What you should do |
In the material below, the lines containing the word "this" are required; copy each of them.

Input records |
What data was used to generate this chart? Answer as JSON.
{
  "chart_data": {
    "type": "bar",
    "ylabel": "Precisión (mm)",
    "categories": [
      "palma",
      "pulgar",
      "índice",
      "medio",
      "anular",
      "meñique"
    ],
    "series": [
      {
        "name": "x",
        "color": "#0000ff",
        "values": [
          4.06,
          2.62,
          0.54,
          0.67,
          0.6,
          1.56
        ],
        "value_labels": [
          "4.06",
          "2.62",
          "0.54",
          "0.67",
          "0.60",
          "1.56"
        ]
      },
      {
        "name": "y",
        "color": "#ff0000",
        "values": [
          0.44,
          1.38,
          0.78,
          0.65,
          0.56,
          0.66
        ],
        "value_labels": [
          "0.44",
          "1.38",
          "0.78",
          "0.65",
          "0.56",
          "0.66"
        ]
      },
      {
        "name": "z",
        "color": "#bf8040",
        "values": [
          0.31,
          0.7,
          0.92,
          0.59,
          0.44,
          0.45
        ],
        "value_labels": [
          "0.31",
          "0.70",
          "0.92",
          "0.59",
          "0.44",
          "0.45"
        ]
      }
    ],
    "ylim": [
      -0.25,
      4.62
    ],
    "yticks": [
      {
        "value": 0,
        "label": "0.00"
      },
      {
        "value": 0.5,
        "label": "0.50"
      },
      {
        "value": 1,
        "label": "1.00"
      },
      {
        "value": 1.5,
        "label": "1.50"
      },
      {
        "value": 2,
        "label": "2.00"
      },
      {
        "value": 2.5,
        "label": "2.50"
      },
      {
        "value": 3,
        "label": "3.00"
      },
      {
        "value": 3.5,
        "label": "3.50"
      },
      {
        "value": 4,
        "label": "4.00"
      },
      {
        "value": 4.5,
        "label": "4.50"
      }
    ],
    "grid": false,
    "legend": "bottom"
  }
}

--

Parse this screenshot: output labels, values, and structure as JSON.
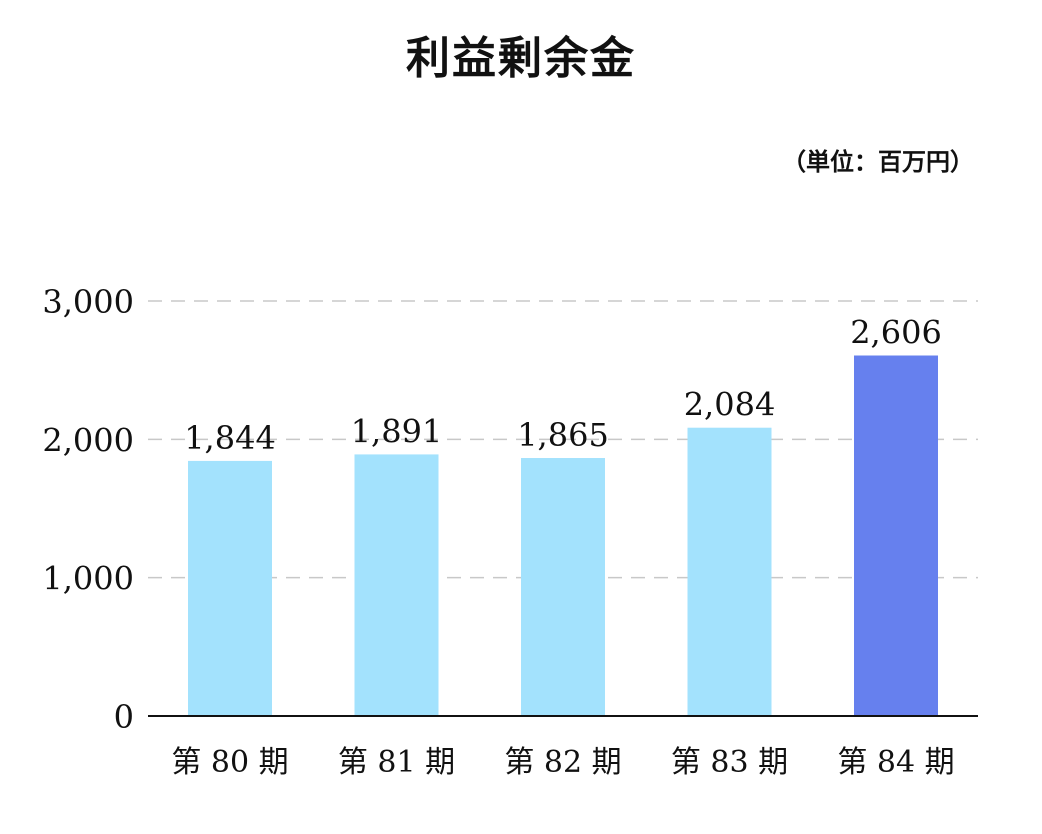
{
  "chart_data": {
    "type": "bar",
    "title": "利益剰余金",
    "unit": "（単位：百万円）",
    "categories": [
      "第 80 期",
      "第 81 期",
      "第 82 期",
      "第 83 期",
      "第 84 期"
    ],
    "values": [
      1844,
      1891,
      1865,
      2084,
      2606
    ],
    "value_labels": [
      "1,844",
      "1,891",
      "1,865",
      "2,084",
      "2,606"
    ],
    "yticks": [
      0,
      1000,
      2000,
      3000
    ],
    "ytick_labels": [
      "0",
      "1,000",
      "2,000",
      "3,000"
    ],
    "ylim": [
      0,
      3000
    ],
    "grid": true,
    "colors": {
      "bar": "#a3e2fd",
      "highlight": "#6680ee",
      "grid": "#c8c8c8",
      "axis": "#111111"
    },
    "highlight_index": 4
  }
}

* * *

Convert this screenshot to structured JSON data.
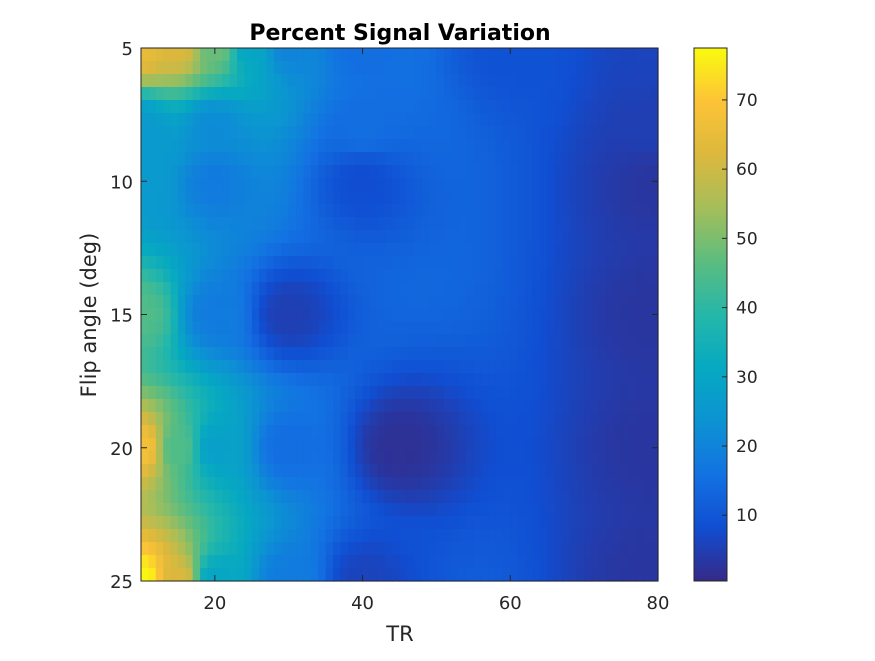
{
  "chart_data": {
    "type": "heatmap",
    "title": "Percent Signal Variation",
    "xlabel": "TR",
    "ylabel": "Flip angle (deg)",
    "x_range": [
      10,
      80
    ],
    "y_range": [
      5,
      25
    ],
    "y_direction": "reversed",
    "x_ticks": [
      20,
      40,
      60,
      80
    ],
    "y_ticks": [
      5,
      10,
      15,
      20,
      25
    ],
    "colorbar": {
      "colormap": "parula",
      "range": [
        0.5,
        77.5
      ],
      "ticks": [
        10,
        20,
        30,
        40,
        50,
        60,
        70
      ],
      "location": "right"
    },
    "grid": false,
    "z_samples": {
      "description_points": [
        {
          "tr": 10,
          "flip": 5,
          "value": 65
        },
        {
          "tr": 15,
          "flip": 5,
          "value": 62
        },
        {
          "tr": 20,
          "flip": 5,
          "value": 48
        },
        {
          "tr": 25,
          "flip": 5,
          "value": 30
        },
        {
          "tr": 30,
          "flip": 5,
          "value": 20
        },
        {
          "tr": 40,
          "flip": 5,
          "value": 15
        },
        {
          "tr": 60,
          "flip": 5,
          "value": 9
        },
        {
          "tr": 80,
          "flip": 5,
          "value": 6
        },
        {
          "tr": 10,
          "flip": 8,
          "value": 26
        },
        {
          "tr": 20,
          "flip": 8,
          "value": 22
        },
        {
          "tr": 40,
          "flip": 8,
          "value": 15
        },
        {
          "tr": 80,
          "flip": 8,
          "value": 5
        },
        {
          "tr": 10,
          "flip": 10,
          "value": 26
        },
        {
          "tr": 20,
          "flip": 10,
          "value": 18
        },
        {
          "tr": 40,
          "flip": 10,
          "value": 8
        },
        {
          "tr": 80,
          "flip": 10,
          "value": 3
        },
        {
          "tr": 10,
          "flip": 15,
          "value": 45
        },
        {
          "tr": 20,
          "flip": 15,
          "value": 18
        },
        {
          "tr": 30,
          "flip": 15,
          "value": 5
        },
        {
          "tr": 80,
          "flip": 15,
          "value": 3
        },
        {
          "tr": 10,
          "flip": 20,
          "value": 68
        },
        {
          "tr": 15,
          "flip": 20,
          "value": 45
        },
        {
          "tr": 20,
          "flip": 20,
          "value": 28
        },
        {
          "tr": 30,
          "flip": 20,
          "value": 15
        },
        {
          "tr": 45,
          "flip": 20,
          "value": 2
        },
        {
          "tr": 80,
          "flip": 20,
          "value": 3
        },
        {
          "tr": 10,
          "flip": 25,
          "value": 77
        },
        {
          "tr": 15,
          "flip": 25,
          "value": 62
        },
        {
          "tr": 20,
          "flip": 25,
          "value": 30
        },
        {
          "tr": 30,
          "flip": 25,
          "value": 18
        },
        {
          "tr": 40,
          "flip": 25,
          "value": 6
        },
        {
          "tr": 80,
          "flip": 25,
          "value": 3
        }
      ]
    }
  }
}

Exercise answer |
What data was used to generate this chart? Answer as JSON.
Parse this screenshot: output labels, values, and structure as JSON.
Convert this screenshot to structured JSON data.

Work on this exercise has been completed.